**Work instructions**
Every record that follows should be printed verbatim.

──────── Provided data

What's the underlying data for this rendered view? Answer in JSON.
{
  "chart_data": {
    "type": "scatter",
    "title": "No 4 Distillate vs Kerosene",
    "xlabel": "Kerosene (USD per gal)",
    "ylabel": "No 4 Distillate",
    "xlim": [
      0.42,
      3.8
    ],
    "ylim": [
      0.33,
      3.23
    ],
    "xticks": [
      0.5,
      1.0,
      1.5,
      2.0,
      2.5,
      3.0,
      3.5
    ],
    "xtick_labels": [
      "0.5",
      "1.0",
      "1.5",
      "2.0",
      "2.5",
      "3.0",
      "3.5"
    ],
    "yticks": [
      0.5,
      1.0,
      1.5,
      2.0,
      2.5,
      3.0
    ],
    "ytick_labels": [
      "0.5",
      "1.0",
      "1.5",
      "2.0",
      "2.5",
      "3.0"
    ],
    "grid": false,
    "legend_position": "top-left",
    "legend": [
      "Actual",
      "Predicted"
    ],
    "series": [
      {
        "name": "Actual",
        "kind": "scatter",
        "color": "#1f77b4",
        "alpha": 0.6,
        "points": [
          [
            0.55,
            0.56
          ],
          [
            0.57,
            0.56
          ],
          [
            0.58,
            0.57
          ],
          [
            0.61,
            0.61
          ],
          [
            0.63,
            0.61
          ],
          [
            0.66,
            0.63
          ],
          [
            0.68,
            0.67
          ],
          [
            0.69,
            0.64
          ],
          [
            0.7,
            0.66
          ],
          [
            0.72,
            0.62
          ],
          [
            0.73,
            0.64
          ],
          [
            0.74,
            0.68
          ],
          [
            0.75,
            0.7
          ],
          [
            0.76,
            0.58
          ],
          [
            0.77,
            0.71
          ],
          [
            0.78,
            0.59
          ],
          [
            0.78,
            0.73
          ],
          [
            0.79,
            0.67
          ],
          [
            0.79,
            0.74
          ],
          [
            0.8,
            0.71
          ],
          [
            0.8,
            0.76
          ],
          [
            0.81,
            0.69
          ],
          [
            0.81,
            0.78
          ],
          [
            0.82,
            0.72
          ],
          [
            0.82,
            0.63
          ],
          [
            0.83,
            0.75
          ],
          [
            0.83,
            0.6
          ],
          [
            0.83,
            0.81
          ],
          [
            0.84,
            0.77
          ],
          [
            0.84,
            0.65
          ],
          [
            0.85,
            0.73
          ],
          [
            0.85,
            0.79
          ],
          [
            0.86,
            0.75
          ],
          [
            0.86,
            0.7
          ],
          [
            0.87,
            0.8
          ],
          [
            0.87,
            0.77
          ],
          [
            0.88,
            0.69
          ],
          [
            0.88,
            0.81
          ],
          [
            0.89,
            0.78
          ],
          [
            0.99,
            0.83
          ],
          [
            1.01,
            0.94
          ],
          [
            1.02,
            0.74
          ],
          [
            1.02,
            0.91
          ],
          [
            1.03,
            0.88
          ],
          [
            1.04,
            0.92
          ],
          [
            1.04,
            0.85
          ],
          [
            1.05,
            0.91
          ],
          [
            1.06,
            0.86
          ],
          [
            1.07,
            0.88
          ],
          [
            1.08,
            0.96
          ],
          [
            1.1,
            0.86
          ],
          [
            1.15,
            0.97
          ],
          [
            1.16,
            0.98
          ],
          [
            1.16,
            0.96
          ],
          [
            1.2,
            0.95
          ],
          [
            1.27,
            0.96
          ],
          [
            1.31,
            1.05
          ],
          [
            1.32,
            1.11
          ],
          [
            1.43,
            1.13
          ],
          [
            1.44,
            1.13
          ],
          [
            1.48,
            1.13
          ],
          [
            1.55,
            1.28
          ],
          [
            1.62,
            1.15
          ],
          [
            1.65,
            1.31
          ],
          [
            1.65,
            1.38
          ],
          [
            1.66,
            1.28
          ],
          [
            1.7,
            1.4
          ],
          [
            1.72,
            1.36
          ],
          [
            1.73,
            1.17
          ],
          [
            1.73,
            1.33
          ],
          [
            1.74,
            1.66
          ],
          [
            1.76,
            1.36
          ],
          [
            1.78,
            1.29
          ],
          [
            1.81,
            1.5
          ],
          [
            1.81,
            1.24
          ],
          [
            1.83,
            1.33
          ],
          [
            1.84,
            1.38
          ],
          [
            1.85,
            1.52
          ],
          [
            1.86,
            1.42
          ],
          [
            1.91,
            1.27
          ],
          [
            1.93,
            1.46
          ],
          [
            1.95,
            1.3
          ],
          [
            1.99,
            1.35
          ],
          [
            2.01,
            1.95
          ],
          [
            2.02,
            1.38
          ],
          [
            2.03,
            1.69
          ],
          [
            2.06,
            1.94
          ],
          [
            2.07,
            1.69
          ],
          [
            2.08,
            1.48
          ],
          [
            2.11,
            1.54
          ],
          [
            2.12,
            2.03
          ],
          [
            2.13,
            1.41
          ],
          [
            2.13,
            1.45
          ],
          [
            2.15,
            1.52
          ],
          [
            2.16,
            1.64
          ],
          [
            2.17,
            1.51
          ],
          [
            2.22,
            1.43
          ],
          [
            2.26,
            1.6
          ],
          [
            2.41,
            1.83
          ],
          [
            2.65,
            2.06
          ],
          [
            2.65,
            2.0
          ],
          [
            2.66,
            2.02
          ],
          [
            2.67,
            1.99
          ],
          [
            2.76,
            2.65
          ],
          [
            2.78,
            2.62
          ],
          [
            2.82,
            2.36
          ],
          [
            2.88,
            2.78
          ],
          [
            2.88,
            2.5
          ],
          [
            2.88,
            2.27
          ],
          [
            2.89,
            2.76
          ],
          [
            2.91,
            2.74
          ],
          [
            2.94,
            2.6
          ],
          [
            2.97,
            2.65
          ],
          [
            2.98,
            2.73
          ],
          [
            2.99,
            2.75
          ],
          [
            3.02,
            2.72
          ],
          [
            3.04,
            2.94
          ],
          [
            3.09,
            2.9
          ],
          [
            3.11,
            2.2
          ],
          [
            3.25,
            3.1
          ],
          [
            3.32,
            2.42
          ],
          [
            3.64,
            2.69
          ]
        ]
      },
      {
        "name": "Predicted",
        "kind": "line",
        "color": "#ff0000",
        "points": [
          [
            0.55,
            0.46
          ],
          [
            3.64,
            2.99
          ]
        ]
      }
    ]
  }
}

────────────────

**Reply**
What's the underlying data for this rendered view? Answer in JSON.
{
  "chart_data": {
    "type": "scatter",
    "title": "No 4 Distillate vs Kerosene",
    "xlabel": "Kerosene (USD per gal)",
    "ylabel": "No 4 Distillate",
    "xlim": [
      0.42,
      3.8
    ],
    "ylim": [
      0.33,
      3.23
    ],
    "xticks": [
      0.5,
      1.0,
      1.5,
      2.0,
      2.5,
      3.0,
      3.5
    ],
    "xtick_labels": [
      "0.5",
      "1.0",
      "1.5",
      "2.0",
      "2.5",
      "3.0",
      "3.5"
    ],
    "yticks": [
      0.5,
      1.0,
      1.5,
      2.0,
      2.5,
      3.0
    ],
    "ytick_labels": [
      "0.5",
      "1.0",
      "1.5",
      "2.0",
      "2.5",
      "3.0"
    ],
    "grid": false,
    "legend_position": "top-left",
    "legend": [
      "Actual",
      "Predicted"
    ],
    "series": [
      {
        "name": "Actual",
        "kind": "scatter",
        "color": "#1f77b4",
        "alpha": 0.6,
        "points": [
          [
            0.55,
            0.56
          ],
          [
            0.57,
            0.56
          ],
          [
            0.58,
            0.57
          ],
          [
            0.61,
            0.61
          ],
          [
            0.63,
            0.61
          ],
          [
            0.66,
            0.63
          ],
          [
            0.68,
            0.67
          ],
          [
            0.69,
            0.64
          ],
          [
            0.7,
            0.66
          ],
          [
            0.72,
            0.62
          ],
          [
            0.73,
            0.64
          ],
          [
            0.74,
            0.68
          ],
          [
            0.75,
            0.7
          ],
          [
            0.76,
            0.58
          ],
          [
            0.77,
            0.71
          ],
          [
            0.78,
            0.59
          ],
          [
            0.78,
            0.73
          ],
          [
            0.79,
            0.67
          ],
          [
            0.79,
            0.74
          ],
          [
            0.8,
            0.71
          ],
          [
            0.8,
            0.76
          ],
          [
            0.81,
            0.69
          ],
          [
            0.81,
            0.78
          ],
          [
            0.82,
            0.72
          ],
          [
            0.82,
            0.63
          ],
          [
            0.83,
            0.75
          ],
          [
            0.83,
            0.6
          ],
          [
            0.83,
            0.81
          ],
          [
            0.84,
            0.77
          ],
          [
            0.84,
            0.65
          ],
          [
            0.85,
            0.73
          ],
          [
            0.85,
            0.79
          ],
          [
            0.86,
            0.75
          ],
          [
            0.86,
            0.7
          ],
          [
            0.87,
            0.8
          ],
          [
            0.87,
            0.77
          ],
          [
            0.88,
            0.69
          ],
          [
            0.88,
            0.81
          ],
          [
            0.89,
            0.78
          ],
          [
            0.99,
            0.83
          ],
          [
            1.01,
            0.94
          ],
          [
            1.02,
            0.74
          ],
          [
            1.02,
            0.91
          ],
          [
            1.03,
            0.88
          ],
          [
            1.04,
            0.92
          ],
          [
            1.04,
            0.85
          ],
          [
            1.05,
            0.91
          ],
          [
            1.06,
            0.86
          ],
          [
            1.07,
            0.88
          ],
          [
            1.08,
            0.96
          ],
          [
            1.1,
            0.86
          ],
          [
            1.15,
            0.97
          ],
          [
            1.16,
            0.98
          ],
          [
            1.16,
            0.96
          ],
          [
            1.2,
            0.95
          ],
          [
            1.27,
            0.96
          ],
          [
            1.31,
            1.05
          ],
          [
            1.32,
            1.11
          ],
          [
            1.43,
            1.13
          ],
          [
            1.44,
            1.13
          ],
          [
            1.48,
            1.13
          ],
          [
            1.55,
            1.28
          ],
          [
            1.62,
            1.15
          ],
          [
            1.65,
            1.31
          ],
          [
            1.65,
            1.38
          ],
          [
            1.66,
            1.28
          ],
          [
            1.7,
            1.4
          ],
          [
            1.72,
            1.36
          ],
          [
            1.73,
            1.17
          ],
          [
            1.73,
            1.33
          ],
          [
            1.74,
            1.66
          ],
          [
            1.76,
            1.36
          ],
          [
            1.78,
            1.29
          ],
          [
            1.81,
            1.5
          ],
          [
            1.81,
            1.24
          ],
          [
            1.83,
            1.33
          ],
          [
            1.84,
            1.38
          ],
          [
            1.85,
            1.52
          ],
          [
            1.86,
            1.42
          ],
          [
            1.91,
            1.27
          ],
          [
            1.93,
            1.46
          ],
          [
            1.95,
            1.3
          ],
          [
            1.99,
            1.35
          ],
          [
            2.01,
            1.95
          ],
          [
            2.02,
            1.38
          ],
          [
            2.03,
            1.69
          ],
          [
            2.06,
            1.94
          ],
          [
            2.07,
            1.69
          ],
          [
            2.08,
            1.48
          ],
          [
            2.11,
            1.54
          ],
          [
            2.12,
            2.03
          ],
          [
            2.13,
            1.41
          ],
          [
            2.13,
            1.45
          ],
          [
            2.15,
            1.52
          ],
          [
            2.16,
            1.64
          ],
          [
            2.17,
            1.51
          ],
          [
            2.22,
            1.43
          ],
          [
            2.26,
            1.6
          ],
          [
            2.41,
            1.83
          ],
          [
            2.65,
            2.06
          ],
          [
            2.65,
            2.0
          ],
          [
            2.66,
            2.02
          ],
          [
            2.67,
            1.99
          ],
          [
            2.76,
            2.65
          ],
          [
            2.78,
            2.62
          ],
          [
            2.82,
            2.36
          ],
          [
            2.88,
            2.78
          ],
          [
            2.88,
            2.5
          ],
          [
            2.88,
            2.27
          ],
          [
            2.89,
            2.76
          ],
          [
            2.91,
            2.74
          ],
          [
            2.94,
            2.6
          ],
          [
            2.97,
            2.65
          ],
          [
            2.98,
            2.73
          ],
          [
            2.99,
            2.75
          ],
          [
            3.02,
            2.72
          ],
          [
            3.04,
            2.94
          ],
          [
            3.09,
            2.9
          ],
          [
            3.11,
            2.2
          ],
          [
            3.25,
            3.1
          ],
          [
            3.32,
            2.42
          ],
          [
            3.64,
            2.69
          ]
        ]
      },
      {
        "name": "Predicted",
        "kind": "line",
        "color": "#ff0000",
        "points": [
          [
            0.55,
            0.46
          ],
          [
            3.64,
            2.99
          ]
        ]
      }
    ]
  }
}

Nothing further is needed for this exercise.